# [EXERCISE TASK]
Write out all the lines again, precisely as they stand, but without the images.

>> begin

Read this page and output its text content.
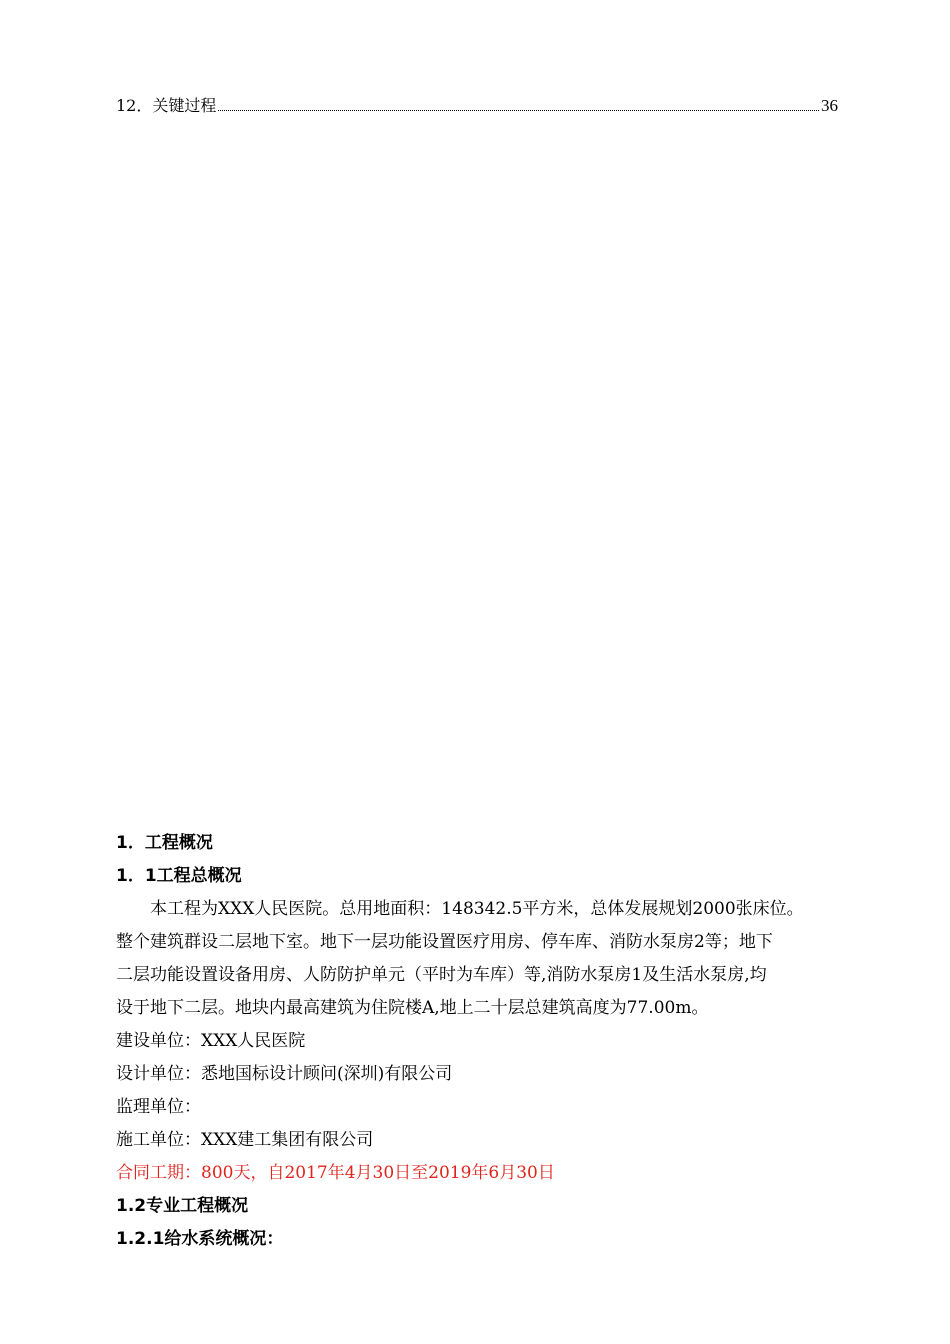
12．关键过程	36
1．工程概况
1．1工程总概况
本工程为XXX人民医院。总用地面积：148342.5平方米，总体发展规划2000张床位。
整个建筑群设二层地下室。地下一层功能设置医疗用房、停车库、消防水泵房2等；地下
二层功能设置设备用房、人防防护单元（平时为车库）等,消防水泵房1及生活水泵房,均
设于地下二层。地块内最高建筑为住院楼A,地上二十层总建筑高度为77.00m。
建设单位：XXX人民医院
设计单位：悉地国标设计顾问(深圳)有限公司
监理单位：
施工单位：XXX建工集团有限公司
合同工期：800天，自2017年4月30日至2019年6月30日
1.2专业工程概况
1.2.1给水系统概况：
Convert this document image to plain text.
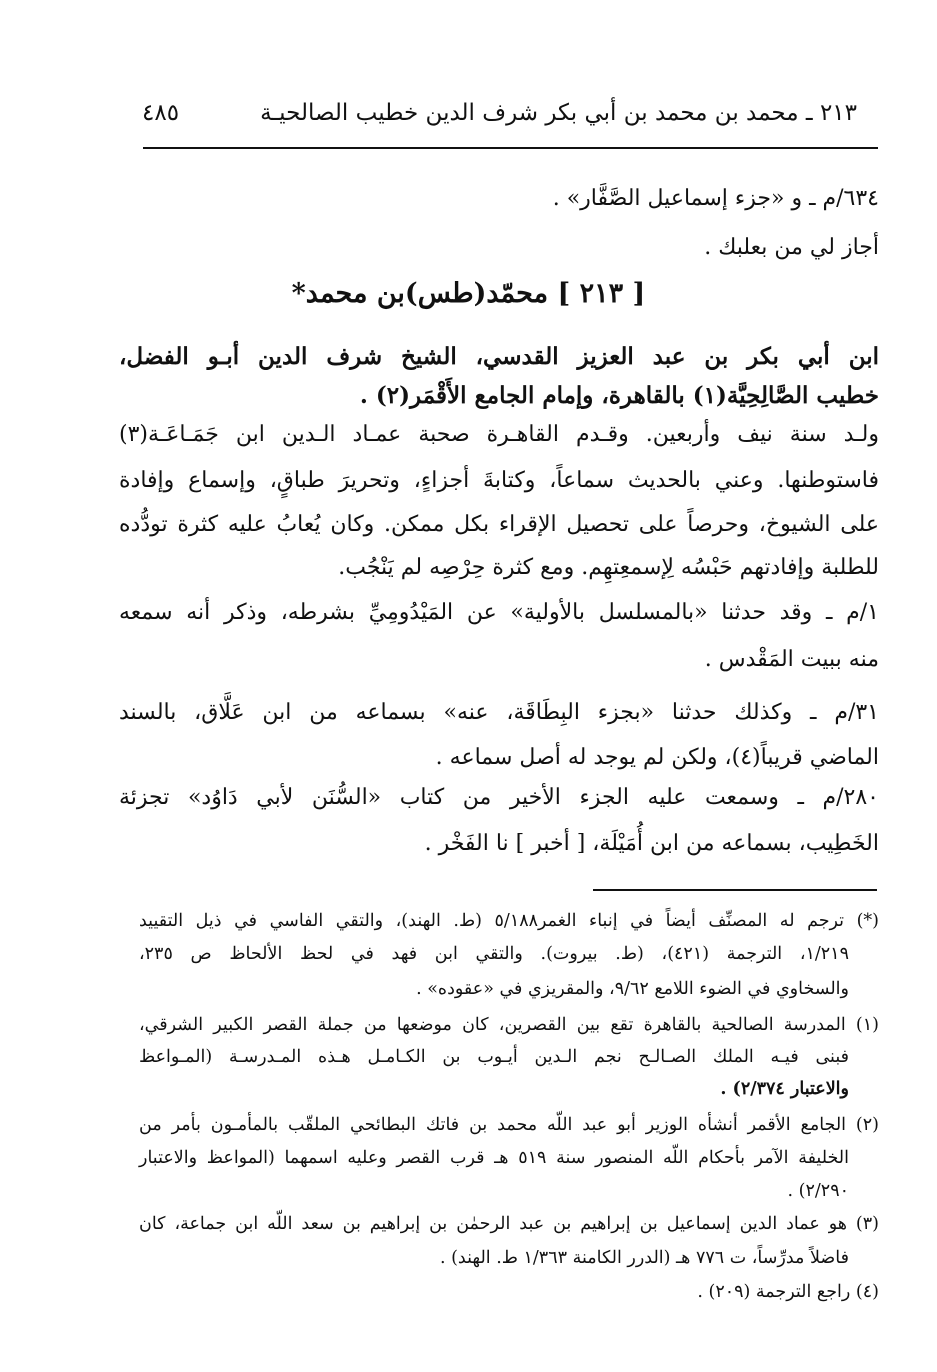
٢١٣ ـ محمد بن محمد بن أبي بكر شرف الدين خطيب الصالحيـة
٤٨٥
٦٣٤/م ـ و «جزء إسماعيل الصَّفَّار» .
أجاز لي من بعلبك .
[ ٢١٣ ] محمّد(طس)بن محمد*
ابن أبي بكر بن عبد العزيز القدسي، الشيخ شرف الدين أبـو الفضل،
خطيب الصَّالِحِيَّة(١) بالقاهرة، وإمام الجامع الأَقْمَر(٢) .
ولـد سنة نيف وأربعين. وقـدم القاهـرة صحبة عمـاد الـدين ابن جَمَـاعَـة(٣)
فاستوطنها. وعني بالحديث سماعاً، وكتابةَ أجزاءٍ، وتحريرَ طباقٍ، وإسماع وإفادة
على الشيوخ، وحرصاً على تحصيل الإقراء بكل ممكن. وكان يُعابُ عليه كثرة تودُّده
للطلبة وإفادتهم حَبْسُه لِإسمعِتهِم. ومع كثرة حِرْصِه لم يَنْجُب.
١/م ـ وقد حدثنا «بالمسلسل بالأولية» عن المَيْدُومِيِّ بشرطه، وذكر أنه سمعه
منه ببيت المَقْدس .
٣١/م ـ وكذلك حدثنا «بجزء البِطَاقَة، عنه» بسماعه من ابن عَلَّاق، بالسند
الماضي قريباً(٤)، ولكن لم يوجد له أصل سماعه .
٢٨٠/م ـ وسمعت عليه الجزء الأخير من كتاب «السُّنَن لأبي دَاوُد» تجزئة
الخَطِيب، بسماعه من ابن أُمَيْلَة، [ أخبر ] نا الفَخْر .
(*) ترجم له المصنِّف أيضاً في إنباء الغمر٥/١٨٨ (ط. الهند)، والتقي الفاسي في ذيل التقييد
١/٢١٩، الترجمة (٤٢١)، (ط. بيروت). والتقي ابن فهد في لحظ الألحاظ ص ٢٣٥،
والسخاوي في الضوء اللامع ٩/٦٢، والمقريزي في «عقوده» .
(١) المدرسة الصالحية بالقاهرة تقع بين القصرين، كان موضعها من جملة القصر الكبير الشرقي،
فبنى فيـه الملك الصـالـح نجم الـدين أيـوب بن الكـامـل هـذه المـدرسـة (المـواعظ
والاعتبار ٢/٣٧٤) .
(٢) الجامع الأقمر أنشأه الوزير أبو عبد اللّه محمد بن فاتك البطائحي الملقّب بالمأمـون بأمر من
الخليفة الآمر بأحكام اللّه المنصور سنة ٥١٩ هـ قرب القصر وعليه اسمهما (المواعظ والاعتبار
٢/٢٩٠) .
(٣) هو عماد الدين إسماعيل بن إبراهيم بن عبد الرحمٰن بن إبراهيم بن سعد اللّه ابن جماعة، كان
فاضلاً مدرِّساً، ت ٧٧٦ هـ (الدرر الكامنة ١/٣٦٣ ط. الهند) .
(٤) راجع الترجمة (٢٠٩) .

>> end

# [FINISHED EXERCISE]
Read this page and output its text content.
12．关键过程	36
1．工程概况
1．1工程总概况
本工程为XXX人民医院。总用地面积：148342.5平方米，总体发展规划2000张床位。
整个建筑群设二层地下室。地下一层功能设置医疗用房、停车库、消防水泵房2等；地下
二层功能设置设备用房、人防防护单元（平时为车库）等,消防水泵房1及生活水泵房,均
设于地下二层。地块内最高建筑为住院楼A,地上二十层总建筑高度为77.00m。
建设单位：XXX人民医院
设计单位：悉地国标设计顾问(深圳)有限公司
监理单位：
施工单位：XXX建工集团有限公司
合同工期：800天，自2017年4月30日至2019年6月30日
1.2专业工程概况
1.2.1给水系统概况：
Convert this document image to plain text.
٢١٣ ـ محمد بن محمد بن أبي بكر شرف الدين خطيب الصالحيـة
٤٨٥
٦٣٤/م ـ و «جزء إسماعيل الصَّفَّار» .
أجاز لي من بعلبك .
[ ٢١٣ ] محمّد(طس)بن محمد*
ابن أبي بكر بن عبد العزيز القدسي، الشيخ شرف الدين أبـو الفضل،
خطيب الصَّالِحِيَّة(١) بالقاهرة، وإمام الجامع الأَقْمَر(٢) .
ولـد سنة نيف وأربعين. وقـدم القاهـرة صحبة عمـاد الـدين ابن جَمَـاعَـة(٣)
فاستوطنها. وعني بالحديث سماعاً، وكتابةَ أجزاءٍ، وتحريرَ طباقٍ، وإسماع وإفادة
على الشيوخ، وحرصاً على تحصيل الإقراء بكل ممكن. وكان يُعابُ عليه كثرة تودُّده
للطلبة وإفادتهم حَبْسُه لِإسمعِتهِم. ومع كثرة حِرْصِه لم يَنْجُب.
١/م ـ وقد حدثنا «بالمسلسل بالأولية» عن المَيْدُومِيِّ بشرطه، وذكر أنه سمعه
منه ببيت المَقْدس .
٣١/م ـ وكذلك حدثنا «بجزء البِطَاقَة، عنه» بسماعه من ابن عَلَّاق، بالسند
الماضي قريباً(٤)، ولكن لم يوجد له أصل سماعه .
٢٨٠/م ـ وسمعت عليه الجزء الأخير من كتاب «السُّنَن لأبي دَاوُد» تجزئة
الخَطِيب، بسماعه من ابن أُمَيْلَة، [ أخبر ] نا الفَخْر .
(*) ترجم له المصنِّف أيضاً في إنباء الغمر٥/١٨٨ (ط. الهند)، والتقي الفاسي في ذيل التقييد
١/٢١٩، الترجمة (٤٢١)، (ط. بيروت). والتقي ابن فهد في لحظ الألحاظ ص ٢٣٥،
والسخاوي في الضوء اللامع ٩/٦٢، والمقريزي في «عقوده» .
(١) المدرسة الصالحية بالقاهرة تقع بين القصرين، كان موضعها من جملة القصر الكبير الشرقي،
فبنى فيـه الملك الصـالـح نجم الـدين أيـوب بن الكـامـل هـذه المـدرسـة (المـواعظ
والاعتبار ٢/٣٧٤) .
(٢) الجامع الأقمر أنشأه الوزير أبو عبد اللّه محمد بن فاتك البطائحي الملقّب بالمأمـون بأمر من
الخليفة الآمر بأحكام اللّه المنصور سنة ٥١٩ هـ قرب القصر وعليه اسمهما (المواعظ والاعتبار
٢/٢٩٠) .
(٣) هو عماد الدين إسماعيل بن إبراهيم بن عبد الرحمٰن بن إبراهيم بن سعد اللّه ابن جماعة، كان
فاضلاً مدرِّساً، ت ٧٧٦ هـ (الدرر الكامنة ١/٣٦٣ ط. الهند) .
(٤) راجع الترجمة (٢٠٩) .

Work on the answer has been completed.